# START OF Dataset extract

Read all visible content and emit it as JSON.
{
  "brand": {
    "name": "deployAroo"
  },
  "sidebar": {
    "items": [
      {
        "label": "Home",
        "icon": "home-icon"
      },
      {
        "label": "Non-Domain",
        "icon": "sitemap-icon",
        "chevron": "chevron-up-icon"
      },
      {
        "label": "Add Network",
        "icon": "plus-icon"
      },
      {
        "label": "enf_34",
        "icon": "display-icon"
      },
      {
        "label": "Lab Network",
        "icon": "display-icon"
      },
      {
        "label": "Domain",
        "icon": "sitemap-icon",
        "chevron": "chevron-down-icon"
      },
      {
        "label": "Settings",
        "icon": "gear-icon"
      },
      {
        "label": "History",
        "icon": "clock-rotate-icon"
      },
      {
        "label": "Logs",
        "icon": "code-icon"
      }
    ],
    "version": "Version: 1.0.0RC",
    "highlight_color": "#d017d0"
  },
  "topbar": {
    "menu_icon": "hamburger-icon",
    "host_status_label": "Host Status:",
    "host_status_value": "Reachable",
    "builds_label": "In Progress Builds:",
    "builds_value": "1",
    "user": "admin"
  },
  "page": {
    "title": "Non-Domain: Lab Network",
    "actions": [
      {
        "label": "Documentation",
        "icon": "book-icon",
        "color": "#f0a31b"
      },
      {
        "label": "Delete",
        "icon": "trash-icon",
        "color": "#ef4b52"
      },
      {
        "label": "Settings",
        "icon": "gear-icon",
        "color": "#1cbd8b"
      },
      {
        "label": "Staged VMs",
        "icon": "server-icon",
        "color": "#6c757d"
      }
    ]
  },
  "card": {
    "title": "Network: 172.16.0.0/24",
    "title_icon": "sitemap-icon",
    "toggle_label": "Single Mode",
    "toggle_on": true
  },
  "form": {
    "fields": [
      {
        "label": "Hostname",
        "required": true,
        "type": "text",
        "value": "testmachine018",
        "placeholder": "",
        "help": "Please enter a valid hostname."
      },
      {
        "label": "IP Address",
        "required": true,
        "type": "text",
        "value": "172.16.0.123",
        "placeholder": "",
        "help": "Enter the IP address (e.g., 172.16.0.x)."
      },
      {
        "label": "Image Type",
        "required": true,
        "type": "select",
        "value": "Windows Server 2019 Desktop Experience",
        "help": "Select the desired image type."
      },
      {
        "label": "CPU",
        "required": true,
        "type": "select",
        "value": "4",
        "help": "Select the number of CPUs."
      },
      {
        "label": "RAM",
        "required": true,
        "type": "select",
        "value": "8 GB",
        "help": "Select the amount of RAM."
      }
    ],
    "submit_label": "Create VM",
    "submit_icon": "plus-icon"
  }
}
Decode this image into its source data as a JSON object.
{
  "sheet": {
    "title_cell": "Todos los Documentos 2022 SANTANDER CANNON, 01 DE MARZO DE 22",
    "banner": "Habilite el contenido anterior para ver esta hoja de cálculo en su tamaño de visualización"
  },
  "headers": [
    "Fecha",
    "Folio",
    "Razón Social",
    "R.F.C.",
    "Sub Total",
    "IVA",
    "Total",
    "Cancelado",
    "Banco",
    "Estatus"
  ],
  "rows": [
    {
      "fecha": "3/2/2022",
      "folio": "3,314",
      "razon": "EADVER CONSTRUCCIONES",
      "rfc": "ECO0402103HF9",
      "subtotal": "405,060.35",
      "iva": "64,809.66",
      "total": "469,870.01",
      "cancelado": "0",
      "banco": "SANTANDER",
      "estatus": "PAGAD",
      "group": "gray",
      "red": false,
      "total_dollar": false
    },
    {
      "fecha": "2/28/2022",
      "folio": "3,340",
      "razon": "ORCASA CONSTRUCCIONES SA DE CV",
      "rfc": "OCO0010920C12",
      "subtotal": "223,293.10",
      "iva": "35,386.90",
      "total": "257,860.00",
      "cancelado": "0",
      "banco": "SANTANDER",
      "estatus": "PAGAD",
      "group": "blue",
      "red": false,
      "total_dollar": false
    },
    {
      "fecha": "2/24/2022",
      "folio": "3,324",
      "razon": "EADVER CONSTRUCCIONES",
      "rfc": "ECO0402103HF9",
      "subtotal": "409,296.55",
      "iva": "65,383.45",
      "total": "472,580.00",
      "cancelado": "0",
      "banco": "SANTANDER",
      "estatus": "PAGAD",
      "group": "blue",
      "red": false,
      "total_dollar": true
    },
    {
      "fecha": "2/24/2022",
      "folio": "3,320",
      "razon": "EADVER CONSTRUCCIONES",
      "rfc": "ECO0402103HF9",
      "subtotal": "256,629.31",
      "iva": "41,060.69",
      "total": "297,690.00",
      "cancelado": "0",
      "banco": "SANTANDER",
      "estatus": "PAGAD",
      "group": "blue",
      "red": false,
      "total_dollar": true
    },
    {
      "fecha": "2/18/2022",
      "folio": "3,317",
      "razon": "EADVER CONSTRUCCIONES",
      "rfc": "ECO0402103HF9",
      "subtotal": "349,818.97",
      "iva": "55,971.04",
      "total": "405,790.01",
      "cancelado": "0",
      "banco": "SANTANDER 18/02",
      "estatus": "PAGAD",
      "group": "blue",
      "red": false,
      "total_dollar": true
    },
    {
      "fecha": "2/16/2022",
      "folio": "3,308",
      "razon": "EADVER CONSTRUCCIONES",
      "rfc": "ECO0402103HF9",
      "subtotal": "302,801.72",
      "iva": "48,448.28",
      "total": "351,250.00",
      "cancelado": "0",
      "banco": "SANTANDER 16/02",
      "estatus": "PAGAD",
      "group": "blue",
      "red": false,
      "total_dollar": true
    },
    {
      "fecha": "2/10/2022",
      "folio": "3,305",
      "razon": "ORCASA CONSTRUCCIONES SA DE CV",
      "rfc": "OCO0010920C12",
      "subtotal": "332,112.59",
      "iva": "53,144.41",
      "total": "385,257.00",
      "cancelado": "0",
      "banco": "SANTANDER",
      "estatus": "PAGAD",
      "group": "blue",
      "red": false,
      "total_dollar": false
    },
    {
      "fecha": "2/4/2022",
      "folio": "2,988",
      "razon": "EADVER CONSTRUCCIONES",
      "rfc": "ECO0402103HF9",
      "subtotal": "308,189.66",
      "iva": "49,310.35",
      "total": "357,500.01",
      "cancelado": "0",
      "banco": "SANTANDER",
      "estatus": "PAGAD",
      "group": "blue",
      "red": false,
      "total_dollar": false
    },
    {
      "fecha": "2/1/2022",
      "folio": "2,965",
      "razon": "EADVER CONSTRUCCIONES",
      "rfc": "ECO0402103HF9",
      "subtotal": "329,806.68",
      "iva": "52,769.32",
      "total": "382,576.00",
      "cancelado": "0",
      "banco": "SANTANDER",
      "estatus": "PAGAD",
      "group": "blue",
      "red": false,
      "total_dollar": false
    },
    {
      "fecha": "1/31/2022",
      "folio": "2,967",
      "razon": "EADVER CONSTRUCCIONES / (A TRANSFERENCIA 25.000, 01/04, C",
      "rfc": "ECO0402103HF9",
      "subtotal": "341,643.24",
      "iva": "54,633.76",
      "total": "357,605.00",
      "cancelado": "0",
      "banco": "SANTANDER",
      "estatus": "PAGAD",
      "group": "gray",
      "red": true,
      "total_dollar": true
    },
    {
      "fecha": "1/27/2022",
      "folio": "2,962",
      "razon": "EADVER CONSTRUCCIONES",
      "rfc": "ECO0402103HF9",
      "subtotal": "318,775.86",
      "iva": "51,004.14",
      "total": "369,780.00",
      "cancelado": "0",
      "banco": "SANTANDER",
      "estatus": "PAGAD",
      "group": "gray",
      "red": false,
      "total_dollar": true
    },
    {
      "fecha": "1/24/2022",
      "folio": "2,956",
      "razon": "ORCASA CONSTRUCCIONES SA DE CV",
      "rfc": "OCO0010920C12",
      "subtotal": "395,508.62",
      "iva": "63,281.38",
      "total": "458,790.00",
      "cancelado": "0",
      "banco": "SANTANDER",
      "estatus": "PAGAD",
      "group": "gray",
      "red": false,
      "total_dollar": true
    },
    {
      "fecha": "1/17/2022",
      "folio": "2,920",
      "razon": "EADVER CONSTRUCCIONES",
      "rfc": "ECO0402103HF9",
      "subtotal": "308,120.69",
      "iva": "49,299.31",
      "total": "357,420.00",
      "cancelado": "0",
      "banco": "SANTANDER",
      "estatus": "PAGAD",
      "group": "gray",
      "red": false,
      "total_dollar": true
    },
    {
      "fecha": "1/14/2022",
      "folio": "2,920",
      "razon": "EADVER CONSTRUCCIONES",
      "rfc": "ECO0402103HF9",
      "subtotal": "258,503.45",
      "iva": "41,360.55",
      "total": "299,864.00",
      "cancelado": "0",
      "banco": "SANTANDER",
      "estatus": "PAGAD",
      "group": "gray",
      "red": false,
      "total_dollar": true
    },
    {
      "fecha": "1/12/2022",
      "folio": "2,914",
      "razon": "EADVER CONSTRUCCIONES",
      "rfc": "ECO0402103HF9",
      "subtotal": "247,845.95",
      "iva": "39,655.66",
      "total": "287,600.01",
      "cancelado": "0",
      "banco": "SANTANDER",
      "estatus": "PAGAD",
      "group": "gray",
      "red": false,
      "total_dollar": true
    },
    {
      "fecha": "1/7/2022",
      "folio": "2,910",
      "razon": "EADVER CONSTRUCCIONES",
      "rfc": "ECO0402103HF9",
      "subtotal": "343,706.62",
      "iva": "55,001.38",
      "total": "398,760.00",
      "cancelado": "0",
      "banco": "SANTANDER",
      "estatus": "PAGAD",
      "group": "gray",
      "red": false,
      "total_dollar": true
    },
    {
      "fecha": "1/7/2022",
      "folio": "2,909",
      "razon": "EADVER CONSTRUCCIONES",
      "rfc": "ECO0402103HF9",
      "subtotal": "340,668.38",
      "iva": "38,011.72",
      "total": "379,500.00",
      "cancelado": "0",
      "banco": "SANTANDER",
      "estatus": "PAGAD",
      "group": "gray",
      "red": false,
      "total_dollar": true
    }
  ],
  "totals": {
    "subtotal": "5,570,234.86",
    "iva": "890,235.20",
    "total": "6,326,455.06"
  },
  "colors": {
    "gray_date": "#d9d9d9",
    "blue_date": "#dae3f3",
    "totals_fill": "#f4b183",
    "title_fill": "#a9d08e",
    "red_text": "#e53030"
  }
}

# END OF Dataset extract

__What you are asked to do__
Using the material above, work out how many lines contain the string "Domain". Give that number alone.

__Result of this exercise__
3